To do: Repeat the records exactly. Every line must match.

▬▬▬▬▬▬

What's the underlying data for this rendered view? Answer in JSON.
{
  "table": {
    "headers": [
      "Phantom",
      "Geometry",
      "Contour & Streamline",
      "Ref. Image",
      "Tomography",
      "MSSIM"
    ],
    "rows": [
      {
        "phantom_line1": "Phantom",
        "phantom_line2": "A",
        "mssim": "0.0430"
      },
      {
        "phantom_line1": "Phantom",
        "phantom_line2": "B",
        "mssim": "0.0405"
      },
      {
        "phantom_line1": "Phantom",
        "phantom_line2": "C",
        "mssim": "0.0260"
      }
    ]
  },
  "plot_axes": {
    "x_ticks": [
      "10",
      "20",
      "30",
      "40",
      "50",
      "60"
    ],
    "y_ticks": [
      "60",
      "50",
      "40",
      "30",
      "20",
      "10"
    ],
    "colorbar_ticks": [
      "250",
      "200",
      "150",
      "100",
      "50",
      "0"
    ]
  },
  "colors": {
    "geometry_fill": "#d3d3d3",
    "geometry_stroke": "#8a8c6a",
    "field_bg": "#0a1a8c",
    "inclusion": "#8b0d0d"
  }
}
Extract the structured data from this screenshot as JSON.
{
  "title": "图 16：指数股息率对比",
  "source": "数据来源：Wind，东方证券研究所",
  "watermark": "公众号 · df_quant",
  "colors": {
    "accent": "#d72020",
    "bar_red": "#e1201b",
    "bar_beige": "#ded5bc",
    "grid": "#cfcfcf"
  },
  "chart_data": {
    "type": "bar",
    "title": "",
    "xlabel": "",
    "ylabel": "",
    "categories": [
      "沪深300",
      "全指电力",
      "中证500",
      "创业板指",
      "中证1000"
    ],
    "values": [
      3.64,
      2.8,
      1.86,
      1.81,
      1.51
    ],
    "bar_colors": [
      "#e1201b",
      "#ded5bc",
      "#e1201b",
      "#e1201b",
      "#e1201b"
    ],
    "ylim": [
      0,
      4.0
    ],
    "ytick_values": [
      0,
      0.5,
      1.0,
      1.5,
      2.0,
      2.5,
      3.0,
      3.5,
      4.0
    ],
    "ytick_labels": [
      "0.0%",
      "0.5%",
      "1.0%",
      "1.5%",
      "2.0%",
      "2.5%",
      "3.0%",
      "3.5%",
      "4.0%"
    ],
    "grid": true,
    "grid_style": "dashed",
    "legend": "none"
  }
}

▬▬▬▬▬▬

Output of the exercise:
What's the underlying data for this rendered view? Answer in JSON.
{
  "table": {
    "headers": [
      "Phantom",
      "Geometry",
      "Contour & Streamline",
      "Ref. Image",
      "Tomography",
      "MSSIM"
    ],
    "rows": [
      {
        "phantom_line1": "Phantom",
        "phantom_line2": "A",
        "mssim": "0.0430"
      },
      {
        "phantom_line1": "Phantom",
        "phantom_line2": "B",
        "mssim": "0.0405"
      },
      {
        "phantom_line1": "Phantom",
        "phantom_line2": "C",
        "mssim": "0.0260"
      }
    ]
  },
  "plot_axes": {
    "x_ticks": [
      "10",
      "20",
      "30",
      "40",
      "50",
      "60"
    ],
    "y_ticks": [
      "60",
      "50",
      "40",
      "30",
      "20",
      "10"
    ],
    "colorbar_ticks": [
      "250",
      "200",
      "150",
      "100",
      "50",
      "0"
    ]
  },
  "colors": {
    "geometry_fill": "#d3d3d3",
    "geometry_stroke": "#8a8c6a",
    "field_bg": "#0a1a8c",
    "inclusion": "#8b0d0d"
  }
}
Extract the structured data from this screenshot as JSON.
{
  "title": "图 16：指数股息率对比",
  "source": "数据来源：Wind，东方证券研究所",
  "watermark": "公众号 · df_quant",
  "colors": {
    "accent": "#d72020",
    "bar_red": "#e1201b",
    "bar_beige": "#ded5bc",
    "grid": "#cfcfcf"
  },
  "chart_data": {
    "type": "bar",
    "title": "",
    "xlabel": "",
    "ylabel": "",
    "categories": [
      "沪深300",
      "全指电力",
      "中证500",
      "创业板指",
      "中证1000"
    ],
    "values": [
      3.64,
      2.8,
      1.86,
      1.81,
      1.51
    ],
    "bar_colors": [
      "#e1201b",
      "#ded5bc",
      "#e1201b",
      "#e1201b",
      "#e1201b"
    ],
    "ylim": [
      0,
      4.0
    ],
    "ytick_values": [
      0,
      0.5,
      1.0,
      1.5,
      2.0,
      2.5,
      3.0,
      3.5,
      4.0
    ],
    "ytick_labels": [
      "0.0%",
      "0.5%",
      "1.0%",
      "1.5%",
      "2.0%",
      "2.5%",
      "3.0%",
      "3.5%",
      "4.0%"
    ],
    "grid": true,
    "grid_style": "dashed",
    "legend": "none"
  }
}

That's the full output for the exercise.